Help with loop, csv dataset

Hi,
I am trying to get the column sums from a dataset where i have 17 observations for each of the states. there are 48 states in the dataset. states are divided into regions. i was trying to run a loop and assign values for column sums to a new matrix. it doesn't work out. any help would be greatly appreciates. thanks.

the script:

data_matrix= read.csv("PRODUC.csv")
str(data_matrix)

data_matrix$Capital= data_matrix$P_CAP+ data_matrix$HWY+ data_matrix$WATER+ data_matrix$UTIL

gulf= subset(data_matrix, ST_ABB %in% c("AL", "FL", "LA", "MS"))
midwest= subset(data_matrix, ST_ABB %in% c("IL", "IN", "KY", "MI", "MN", "OH", "WI"))
mid_atlantic= subset(data_matrix, ST_ABB %in% c("DE", "MD", "NJ", "NY", "PA", "VA"))
MOUNTAIN= subset(data_matrix, ST_ABB %in% c("CO", "ID", "MT", "ND", "SD", "WY"))
NEW_ENGLAND= subset(data_matrix, ST_ABB %in% c("CT", "ME", "MA", "NH", "RI", "VT"))
SOUTH= subset(data_matrix, ST_ABB %in% c("GA", "NC", "SC", "TN", "WV", "RI"))
SOUTHWEST= subset(data_matrix, ST_ABB %in% c("AZ", "NV", "NM", "TX", "UT"))
CENTRAL= subset(data_matrix, ST_ABB %in% c("AK", "IA", "KS", "MO", "NE", "OK"))
WEST_COAST= subset(data_matrix, ST_ABB %in% c("CA", "OR", "WA"))

vector_1= rep.int(0, times = 4*9)
my_matrix_gulf=matrix(vector_1, nrow = 4, ncol = 9)
vectors_gulf_cumulative= for(i in seq(0, 68, by= 17)) for(j in c(1,2,3,4)) {
{
print(i)

my_matrix_gulf[j,1:9]= colSums(gulf[(i-16):i, 4:12])

print(my_matrix_gulf)

* _Supplied data_
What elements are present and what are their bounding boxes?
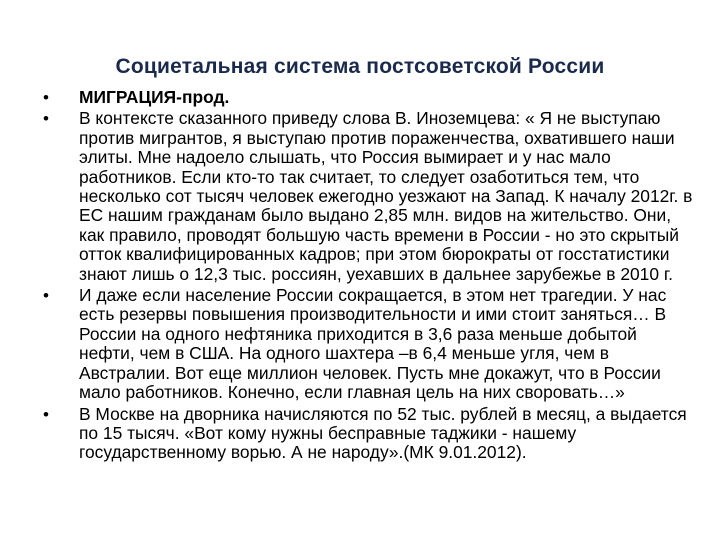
bullet-item-population xyxy=(43,286,693,402)
bullet-icon: • xyxy=(43,404,49,424)
bullet-item-migration xyxy=(43,88,693,107)
slide-title: Социетальная система постсоветской России xyxy=(115,55,605,78)
bullet-text: МИГРАЦИЯ-прод. xyxy=(79,87,230,107)
bullet-text: В Москве на дворника начисляются по 52 тыс. рублей в месяц, а выдается по 15 тысяч. «Вот кому нужны бесправные таджики - нашему государственному ворью. А не народу».(МК 9.01.2012). xyxy=(79,403,687,463)
bullet-list xyxy=(43,88,693,465)
bullet-icon: • xyxy=(43,286,49,306)
bullet-text: В контексте сказанного приведу слова В. Иноземцева: « Я не выступаю против мигрантов, я выступаю против пораженчества, охватившего наши элиты. Мне надоело слышать, что Россия вымирает и у нас мало работников. Если кто-то так считает, то следует озаботиться тем, что несколько сот тысяч человек ежегодно уезжают на Запад. К началу 2012г. в ЕС нашим гражданам было выдано 2,85 млн. видов на жительство. Они, как правило, проводят большую часть времени в России - но это скрытый отток квалифицированных кадров; при этом бюрократы от госстатистики знают лишь о 12,3 тыс. россиян, уехавших в дальнее зарубежье в 2010 г. xyxy=(79,108,693,284)
bullet-text: И даже если население России сокращается, в этом нет трагедии. У нас есть резервы повышения производительности и ими стоит заняться… В России на одного нефтяника приходится в 3,6 раза меньше добытой нефти, чем в США. На одного шахтера –в 6,4 меньше угля, чем в Австралии. Вот еще миллион человек. Пусть мне докажут, что в России мало работников. Конечно, если главная цель на них своровать…» xyxy=(79,285,667,403)
bullet-icon: • xyxy=(43,88,49,107)
bullet-item-inozemtsev-quote xyxy=(43,109,693,284)
bullet-item-moscow-janitors xyxy=(43,405,693,463)
bullet-icon: • xyxy=(43,109,49,129)
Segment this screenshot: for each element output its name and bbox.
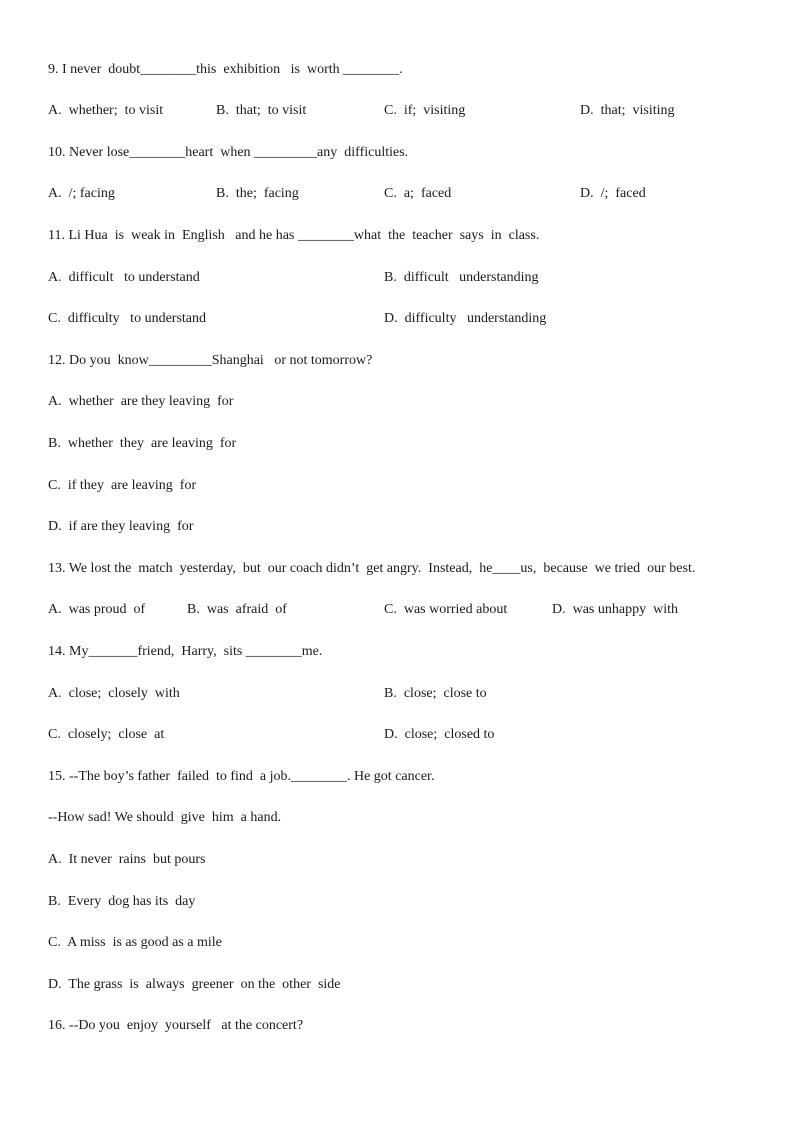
question-13-stem: 13. We lost the match yesterday, but our coach didn’t get angry. Instead, he____us, because we tried our best.	[48, 561, 696, 576]
q14-option-b: B. close; close to	[384, 686, 487, 701]
q13-option-a: A. was proud of	[48, 602, 146, 617]
question-9-stem: 9. I never doubt________this exhibition is worth ________.	[48, 62, 403, 77]
question-12-stem: 12. Do you know_________Shanghai or not tomorrow?	[48, 353, 373, 368]
q15-option-b: B. Every dog has its day	[48, 894, 196, 909]
question-15-reply: --How sad! We should give him a hand.	[48, 810, 282, 825]
q12-option-a: A. whether are they leaving for	[48, 394, 234, 409]
q11-option-c: C. difficulty to understand	[48, 311, 206, 326]
q12-option-b: B. whether they are leaving for	[48, 436, 237, 451]
q9-option-a: A. whether; to visit	[48, 103, 164, 118]
q15-option-d: D. The grass is always greener on the other side	[48, 977, 341, 992]
question-14-stem: 14. My_______friend, Harry, sits ________me.	[48, 644, 323, 659]
q13-option-b: B. was afraid of	[187, 602, 287, 617]
q14-option-c: C. closely; close at	[48, 727, 165, 742]
q10-option-a: A. /; facing	[48, 186, 115, 201]
q12-option-d: D. if are they leaving for	[48, 519, 194, 534]
q13-option-c: C. was worried about	[384, 602, 508, 617]
q11-option-b: B. difficult understanding	[384, 270, 539, 285]
question-10-stem: 10. Never lose________heart when _________any difficulties.	[48, 145, 409, 160]
q10-option-c: C. a; faced	[384, 186, 452, 201]
q14-option-d: D. close; closed to	[384, 727, 495, 742]
question-16-stem: 16. --Do you enjoy yourself at the concert?	[48, 1018, 304, 1033]
q11-option-a: A. difficult to understand	[48, 270, 200, 285]
q10-option-b: B. the; facing	[216, 186, 299, 201]
q9-option-d: D. that; visiting	[580, 103, 675, 118]
q12-option-c: C. if they are leaving for	[48, 478, 197, 493]
q10-option-d: D. /; faced	[580, 186, 646, 201]
question-15-stem: 15. --The boy’s father failed to find a job.________. He got cancer.	[48, 769, 435, 784]
q9-option-b: B. that; to visit	[216, 103, 307, 118]
q14-option-a: A. close; closely with	[48, 686, 180, 701]
question-11-stem: 11. Li Hua is weak in English and he has ________what the teacher says in class.	[48, 228, 540, 243]
q13-option-d: D. was unhappy with	[552, 602, 678, 617]
q15-option-a: A. It never rains but pours	[48, 852, 206, 867]
q9-option-c: C. if; visiting	[384, 103, 466, 118]
q11-option-d: D. difficulty understanding	[384, 311, 547, 326]
q15-option-c: C. A miss is as good as a mile	[48, 935, 222, 950]
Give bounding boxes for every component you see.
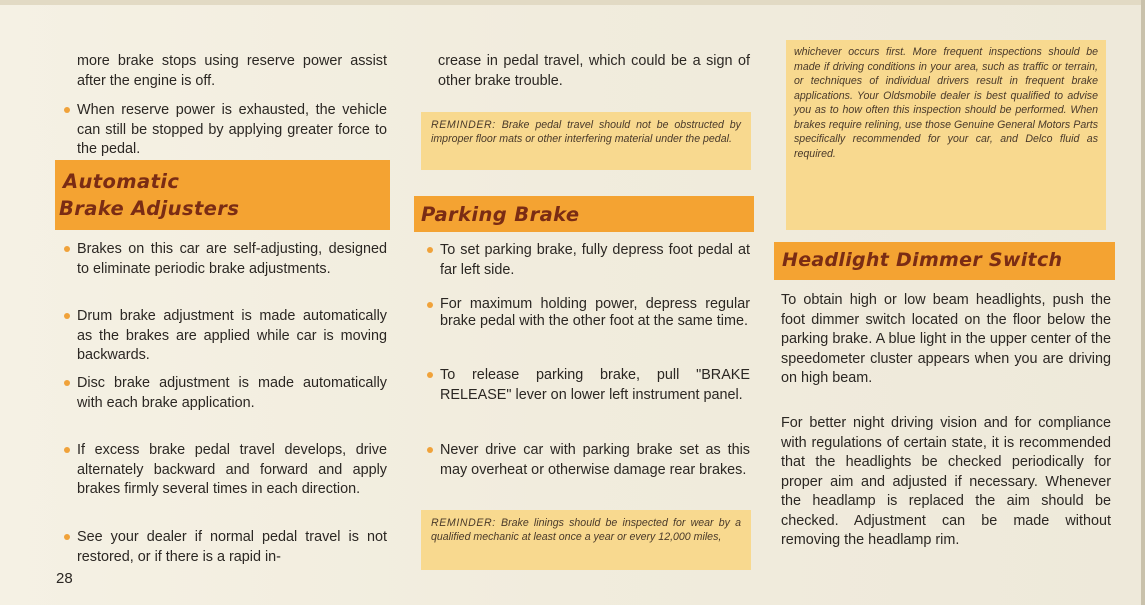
heading-text: Parking Brake — [421, 203, 580, 226]
heading-line-2: Brake Adjusters — [59, 197, 240, 220]
page-number: 28 — [56, 570, 73, 587]
list-item: For maximum holding power, depress regular brake pedal with the other foot at the same time. — [440, 296, 750, 329]
headlight-paragraph-1: To obtain high or low beam headlights, push the foot dimmer switch located on the floor below the parking brake. A blue light in the upper center of the speedometer cluster appears when you are driving on high beam. — [781, 292, 1111, 386]
list-item: To release parking brake, pull "BRAKE RELEASE" lever on lower left instrument panel. — [440, 366, 750, 405]
reminder-label: REMINDER: — [431, 119, 496, 131]
heading-parking-brake — [414, 196, 754, 232]
reminder-pedal-travel — [421, 112, 751, 170]
reminder-brake-linings — [421, 510, 751, 570]
headlight-paragraph-2: For better night driving vision and for compliance with regulations of certain state, it is recommended that the headlights be checked periodically for proper aim and adjusted if necessary. Whenever the headlamp is replaced the aim should be checked. Adjustment can be made without removing the headlamp rim. — [781, 415, 1111, 548]
heading-line-1: Automatic — [63, 170, 180, 193]
col1-intro: more brake stops using reserve power assist after the engine is off. — [77, 53, 387, 89]
page-right-edge — [1141, 0, 1145, 605]
page-top-edge — [0, 0, 1145, 5]
col1-bullet-reserve: When reserve power is exhausted, the vehicle can still be stopped by applying greater force to the pedal. — [77, 101, 387, 160]
list-item: If excess brake pedal travel develops, drive alternately backward and forward and apply brakes firmly several times in each direction. — [77, 441, 387, 500]
list-item: Never drive car with parking brake set as this may overheat or otherwise damage rear brakes. — [440, 441, 750, 480]
list-item: See your dealer if normal pedal travel is not restored, or if there is a rapid in- — [77, 528, 387, 567]
list-item: Brakes on this car are self-adjusting, designed to eliminate periodic brake adjustments. — [77, 240, 387, 279]
col2-intro: crease in pedal travel, which could be a sign of other brake trouble. — [438, 53, 750, 89]
reminder-text: Brake linings should be inspected for wear by a qualified mechanic at least once a year or every 12,000 miles, — [431, 517, 741, 543]
reminder-label: REMINDER: — [431, 517, 496, 529]
heading-text: Headlight Dimmer Switch — [782, 249, 1063, 271]
reminder-text: whichever occurs first. More frequent inspections should be made if driving conditions in your area, such as traffic or terrain, or techniques of individual drivers result in frequent brake applications. Your Oldsmobile dealer is best qualified to advise you as to how often this inspection should be performed. When brakes require relining, use those Genuine General Motors Parts specifically recommended for your car, and Delco fluid as required. — [794, 46, 1098, 160]
list-item: To set parking brake, fully depress foot pedal at far left side. — [440, 241, 750, 280]
heading-headlight-dimmer-switch — [774, 242, 1115, 280]
reminder-inspection-continued — [786, 40, 1106, 230]
list-item: Drum brake adjustment is made automatically as the brakes are applied while car is moving backwards. — [77, 307, 387, 366]
reminder-text: Brake pedal travel should not be obstructed by improper floor mats or other interfering material under the pedal. — [431, 119, 741, 145]
heading-automatic-brake-adjusters — [55, 160, 390, 230]
list-item: Disc brake adjustment is made automatically with each brake application. — [77, 374, 387, 413]
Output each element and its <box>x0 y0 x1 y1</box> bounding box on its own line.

* _Challenge_
Extract the entire forum post about the R loop for column sums, reproducing every line without changes. The items are independent material with no connection to the forum post.

* _Response below_
Help with loop, csv dataset

Hi,
I am trying to get the column sums from a dataset where i have 17 observations for each of the states. there are 48 states in the dataset. states are divided into regions. i was trying to run a loop and assign values for column sums to a new matrix. it doesn't work out. any help would be greatly appreciates. thanks.

the script:

data_matrix= read.csv("PRODUC.csv")
str(data_matrix)

data_matrix$Capital= data_matrix$P_CAP+ data_matrix$HWY+ data_matrix$WATER+ data_matrix$UTIL

gulf= subset(data_matrix, ST_ABB %in% c("AL", "FL", "LA", "MS"))
midwest= subset(data_matrix, ST_ABB %in% c("IL", "IN", "KY", "MI", "MN", "OH", "WI"))
mid_atlantic= subset(data_matrix, ST_ABB %in% c("DE", "MD", "NJ", "NY", "PA", "VA"))
MOUNTAIN= subset(data_matrix, ST_ABB %in% c("CO", "ID", "MT", "ND", "SD", "WY"))
NEW_ENGLAND= subset(data_matrix, ST_ABB %in% c("CT", "ME", "MA", "NH", "RI", "VT"))
SOUTH= subset(data_matrix, ST_ABB %in% c("GA", "NC", "SC", "TN", "WV", "RI"))
SOUTHWEST= subset(data_matrix, ST_ABB %in% c("AZ", "NV", "NM", "TX", "UT"))
CENTRAL= subset(data_matrix, ST_ABB %in% c("AK", "IA", "KS", "MO", "NE", "OK"))
WEST_COAST= subset(data_matrix, ST_ABB %in% c("CA", "OR", "WA"))

vector_1= rep.int(0, times = 4*9)
my_matrix_gulf=matrix(vector_1, nrow = 4, ncol = 9)
vectors_gulf_cumulative= for(i in seq(0, 68, by= 17)) for(j in c(1,2,3,4)) {
{
print(i)

my_matrix_gulf[j,1:9]= colSums(gulf[(i-16):i, 4:12])

print(my_matrix_gulf)